### Task instructions
Transcribe the records below exactly, leaving out any pictures.

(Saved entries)
□ □ □ □
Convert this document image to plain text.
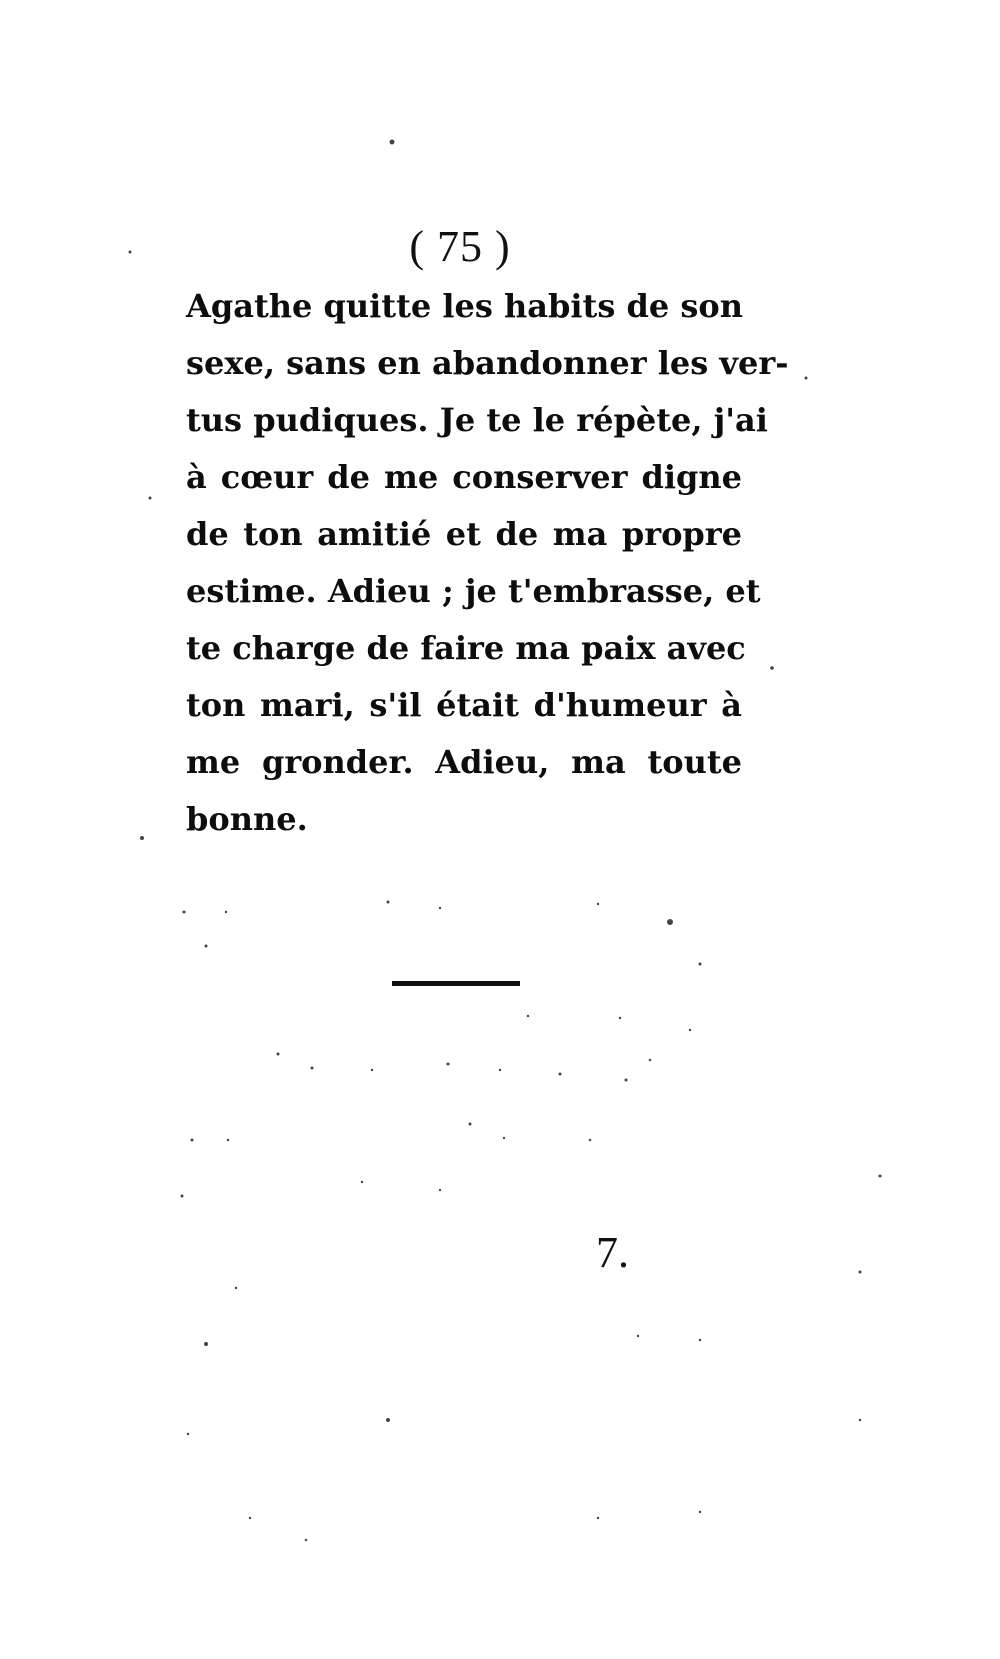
( 75 )

Agathe quitte les habits de son
sexe, sans en abandonner les ver-
tus pudiques. Je te le répète, j'ai
à cœur de me conserver digne
de ton amitié et de ma propre
estime. Adieu ; je t'embrasse, et
te charge de faire ma paix avec
ton mari, s'il était d'humeur à
me gronder. Adieu, ma toute
bonne.

7.
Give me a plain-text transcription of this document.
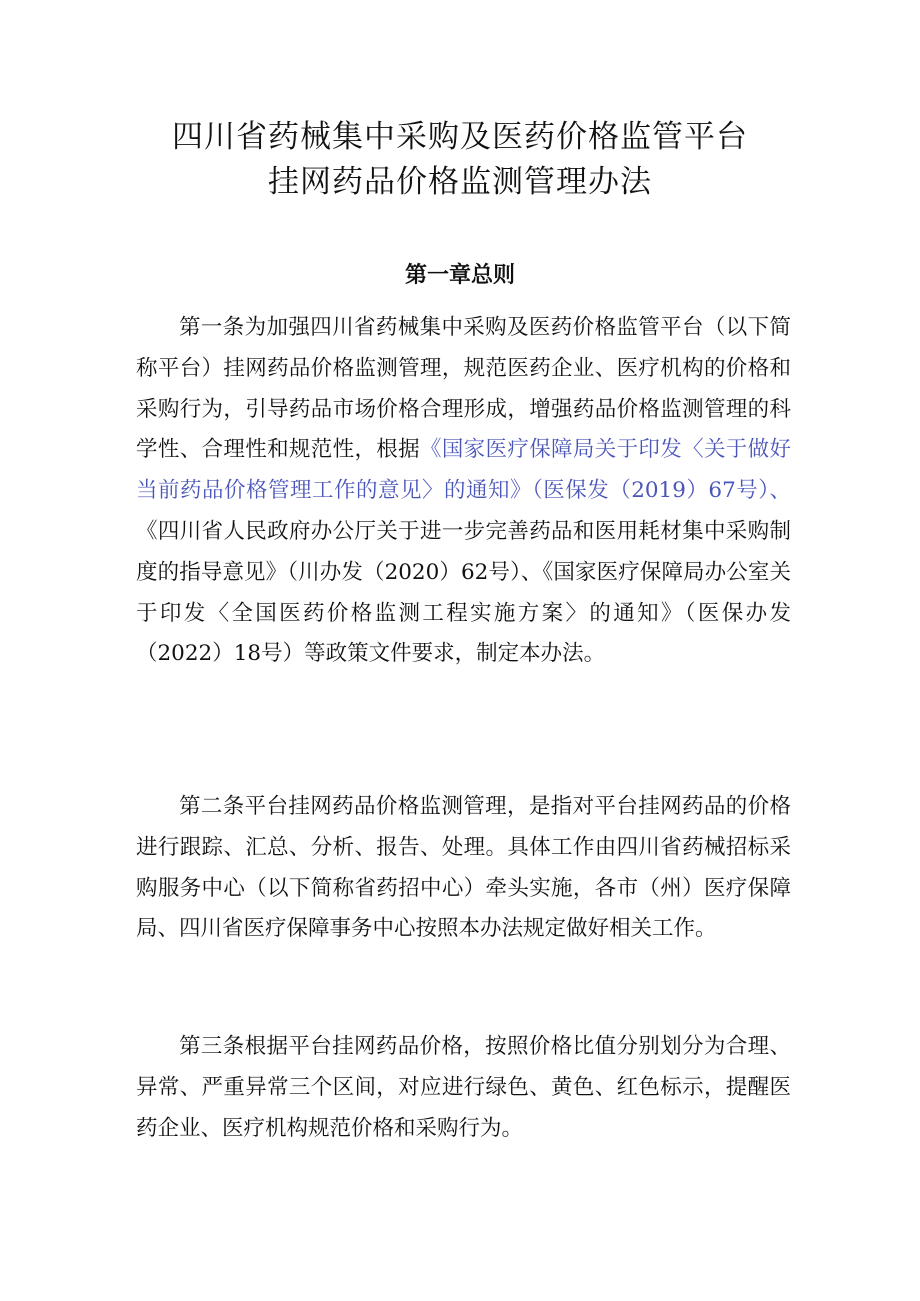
四川省药械集中采购及医药价格监管平台
挂网药品价格监测管理办法
第一章总则

第一条为加强四川省药械集中采购及医药价格监管平台（以下简称平台）挂网药品价格监测管理，规范医药企业、医疗机构的价格和采购行为，引导药品市场价格合理形成，增强药品价格监测管理的科学性、合理性和规范性，根据《国家医疗保障局关于印发〈关于做好当前药品价格管理工作的意见〉的通知》（医保发（2019）67号）、《四川省人民政府办公厅关于进一步完善药品和医用耗材集中采购制度的指导意见》（川办发（2020）62号）、《国家医疗保障局办公室关于印发〈全国医药价格监测工程实施方案〉的通知》（医保办发（2022）18号）等政策文件要求，制定本办法。

第二条平台挂网药品价格监测管理，是指对平台挂网药品的价格进行跟踪、汇总、分析、报告、处理。具体工作由四川省药械招标采购服务中心（以下简称省药招中心）牵头实施，各市（州）医疗保障局、四川省医疗保障事务中心按照本办法规定做好相关工作。

第三条根据平台挂网药品价格，按照价格比值分别划分为合理、异常、严重异常三个区间，对应进行绿色、黄色、红色标示，提醒医药企业、医疗机构规范价格和采购行为。
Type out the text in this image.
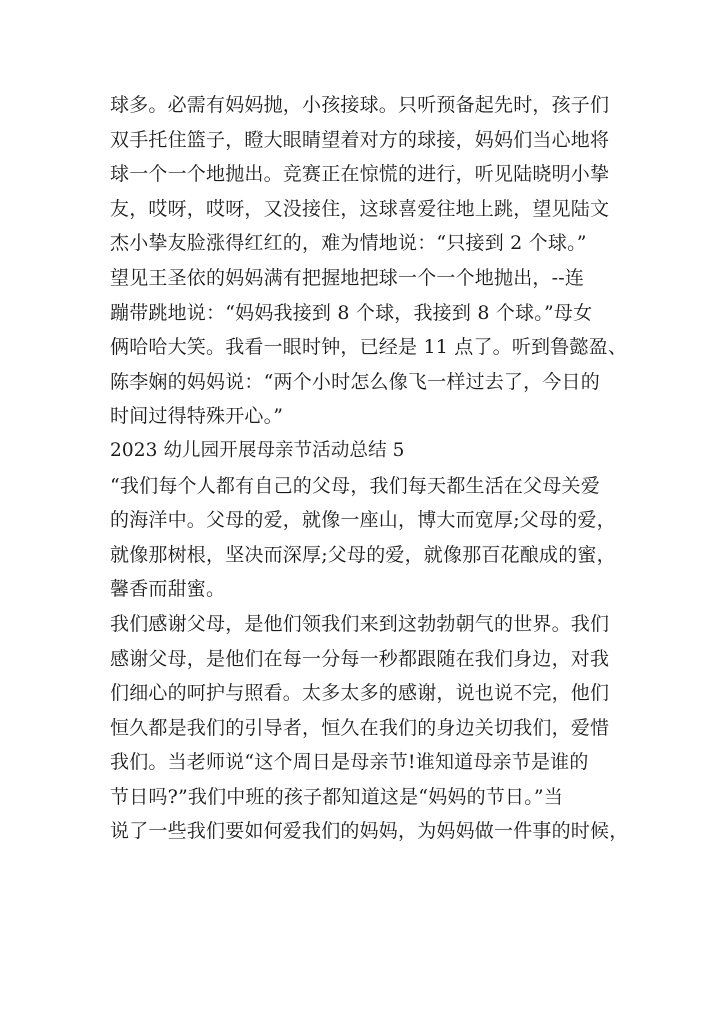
球多。必需有妈妈抛，小孩接球。只听预备起先时，孩子们
双手托住篮子，瞪大眼睛望着对方的球接，妈妈们当心地将
球一个一个地抛出。竞赛正在惊慌的进行，听见陆晓明小挚
友，哎呀，哎呀，又没接住，这球喜爱往地上跳，望见陆文
杰小挚友脸涨得红红的，难为情地说：“只接到 2 个球。”
望见王圣依的妈妈满有把握地把球一个一个地抛出，--连
蹦带跳地说：“妈妈我接到 8 个球，我接到 8 个球。”母女
俩哈哈大笑。我看一眼时钟，已经是 11 点了。听到鲁懿盈、
陈李娴的妈妈说：“两个小时怎么像飞一样过去了，今日的
时间过得特殊开心。”
2023 幼儿园开展母亲节活动总结 5
“我们每个人都有自己的父母，我们每天都生活在父母关爱
的海洋中。父母的爱，就像一座山，博大而宽厚;父母的爱，
就像那树根，坚决而深厚;父母的爱，就像那百花酿成的蜜，
馨香而甜蜜。
我们感谢父母，是他们领我们来到这勃勃朝气的世界。我们
感谢父母，是他们在每一分每一秒都跟随在我们身边，对我
们细心的呵护与照看。太多太多的感谢，说也说不完，他们
恒久都是我们的引导者，恒久在我们的身边关切我们，爱惜
我们。当老师说“这个周日是母亲节!谁知道母亲节是谁的
节日吗?”我们中班的孩子都知道这是“妈妈的节日。”当
说了一些我们要如何爱我们的妈妈，为妈妈做一件事的时候，
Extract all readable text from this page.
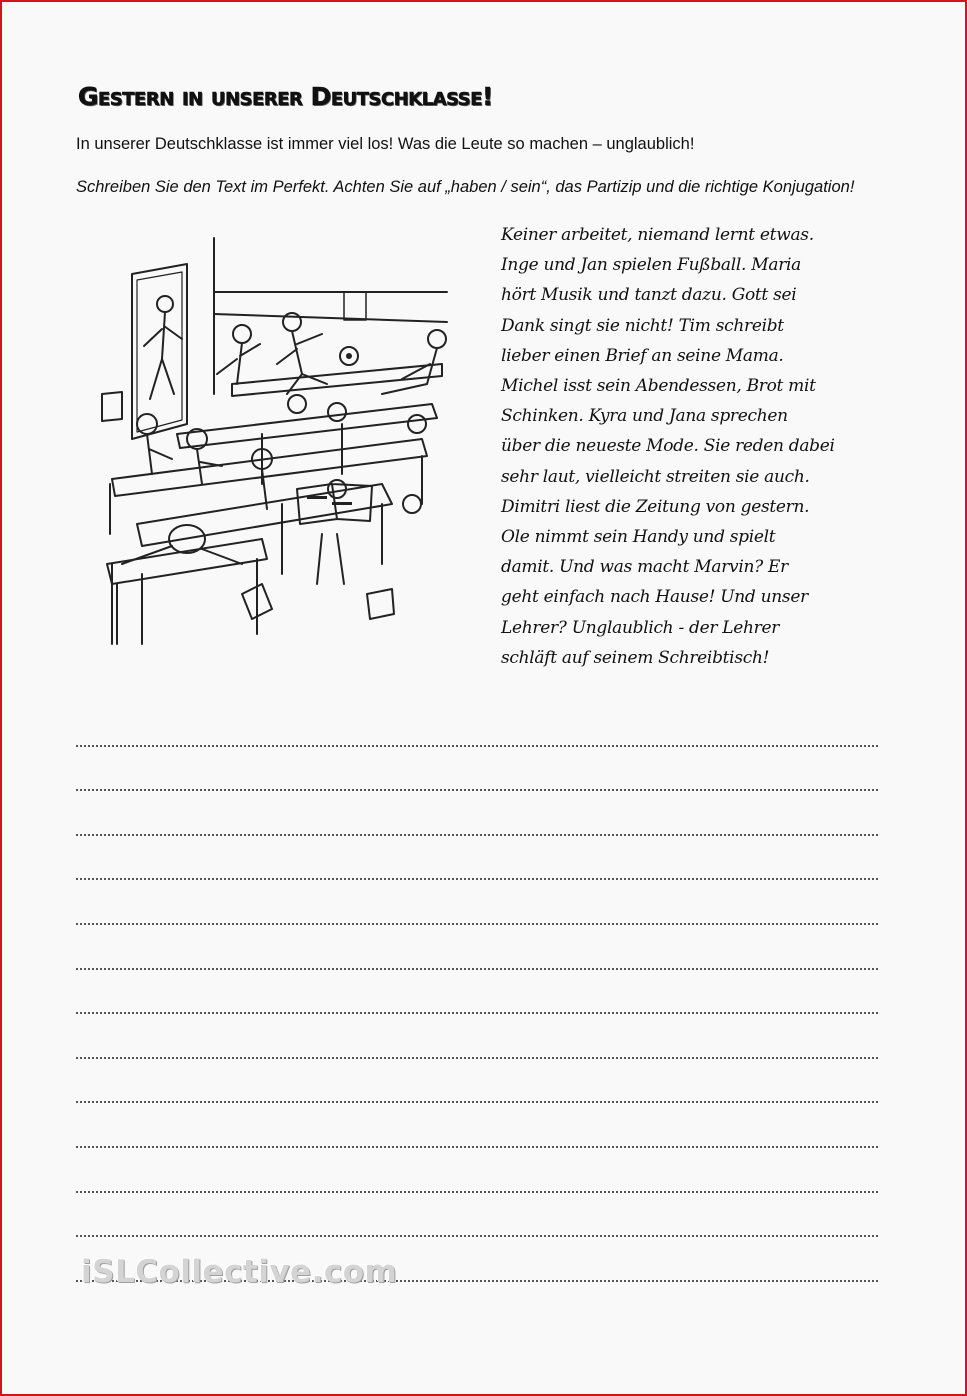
Gestern in unserer Deutschklasse!
In unserer Deutschklasse ist immer viel los! Was die Leute so machen – unglaublich!
Schreiben Sie den Text im Perfekt. Achten Sie auf „haben / sein“, das Partizip und die richtige Konjugation!
Keiner arbeitet, niemand lernt etwas.
Inge und Jan spielen Fußball. Maria
hört Musik und tanzt dazu. Gott sei
Dank singt sie nicht! Tim schreibt
lieber einen Brief an seine Mama.
Michel isst sein Abendessen, Brot mit
Schinken. Kyra und Jana sprechen
über die neueste Mode. Sie reden dabei
sehr laut, vielleicht streiten sie auch.
Dimitri liest die Zeitung von gestern.
Ole nimmt sein Handy und spielt
damit. Und was macht Marvin? Er
geht einfach nach Hause! Und unser
Lehrer? Unglaublich - der Lehrer
schläft auf seinem Schreibtisch!
iSLCollective.com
□ □ □ □
### Task answer
Convert this document image to plain text.
( 75 )

Agathe quitte les habits de son
sexe, sans en abandonner les ver-
tus pudiques. Je te le répète, j'ai
à cœur de me conserver digne
de ton amitié et de ma propre
estime. Adieu ; je t'embrasse, et
te charge de faire ma paix avec
ton mari, s'il était d'humeur à
me gronder. Adieu, ma toute
bonne.

7.
Give me a plain-text transcription of this document.
四川省药械集中采购及医药价格监管平台
挂网药品价格监测管理办法
第一章总则

第一条为加强四川省药械集中采购及医药价格监管平台（以下简称平台）挂网药品价格监测管理，规范医药企业、医疗机构的价格和采购行为，引导药品市场价格合理形成，增强药品价格监测管理的科学性、合理性和规范性，根据《国家医疗保障局关于印发〈关于做好当前药品价格管理工作的意见〉的通知》（医保发（2019）67号）、《四川省人民政府办公厅关于进一步完善药品和医用耗材集中采购制度的指导意见》（川办发（2020）62号）、《国家医疗保障局办公室关于印发〈全国医药价格监测工程实施方案〉的通知》（医保办发（2022）18号）等政策文件要求，制定本办法。

第二条平台挂网药品价格监测管理，是指对平台挂网药品的价格进行跟踪、汇总、分析、报告、处理。具体工作由四川省药械招标采购服务中心（以下简称省药招中心）牵头实施，各市（州）医疗保障局、四川省医疗保障事务中心按照本办法规定做好相关工作。

第三条根据平台挂网药品价格，按照价格比值分别划分为合理、异常、严重异常三个区间，对应进行绿色、黄色、红色标示，提醒医药企业、医疗机构规范价格和采购行为。
Type out the text in this image.
球多。必需有妈妈抛，小孩接球。只听预备起先时，孩子们
双手托住篮子，瞪大眼睛望着对方的球接，妈妈们当心地将
球一个一个地抛出。竞赛正在惊慌的进行，听见陆晓明小挚
友，哎呀，哎呀，又没接住，这球喜爱往地上跳，望见陆文
杰小挚友脸涨得红红的，难为情地说：“只接到 2 个球。”
望见王圣依的妈妈满有把握地把球一个一个地抛出，--连
蹦带跳地说：“妈妈我接到 8 个球，我接到 8 个球。”母女
俩哈哈大笑。我看一眼时钟，已经是 11 点了。听到鲁懿盈、
陈李娴的妈妈说：“两个小时怎么像飞一样过去了，今日的
时间过得特殊开心。”
2023 幼儿园开展母亲节活动总结 5
“我们每个人都有自己的父母，我们每天都生活在父母关爱
的海洋中。父母的爱，就像一座山，博大而宽厚;父母的爱，
就像那树根，坚决而深厚;父母的爱，就像那百花酿成的蜜，
馨香而甜蜜。
我们感谢父母，是他们领我们来到这勃勃朝气的世界。我们
感谢父母，是他们在每一分每一秒都跟随在我们身边，对我
们细心的呵护与照看。太多太多的感谢，说也说不完，他们
恒久都是我们的引导者，恒久在我们的身边关切我们，爱惜
我们。当老师说“这个周日是母亲节!谁知道母亲节是谁的
节日吗?”我们中班的孩子都知道这是“妈妈的节日。”当
说了一些我们要如何爱我们的妈妈，为妈妈做一件事的时候，
Extract all readable text from this page.
Gestern in unserer Deutschklasse!
In unserer Deutschklasse ist immer viel los! Was die Leute so machen – unglaublich!
Schreiben Sie den Text im Perfekt. Achten Sie auf „haben / sein“, das Partizip und die richtige Konjugation!
Keiner arbeitet, niemand lernt etwas.
Inge und Jan spielen Fußball. Maria
hört Musik und tanzt dazu. Gott sei
Dank singt sie nicht! Tim schreibt
lieber einen Brief an seine Mama.
Michel isst sein Abendessen, Brot mit
Schinken. Kyra und Jana sprechen
über die neueste Mode. Sie reden dabei
sehr laut, vielleicht streiten sie auch.
Dimitri liest die Zeitung von gestern.
Ole nimmt sein Handy und spielt
damit. Und was macht Marvin? Er
geht einfach nach Hause! Und unser
Lehrer? Unglaublich - der Lehrer
schläft auf seinem Schreibtisch!
iSLCollective.com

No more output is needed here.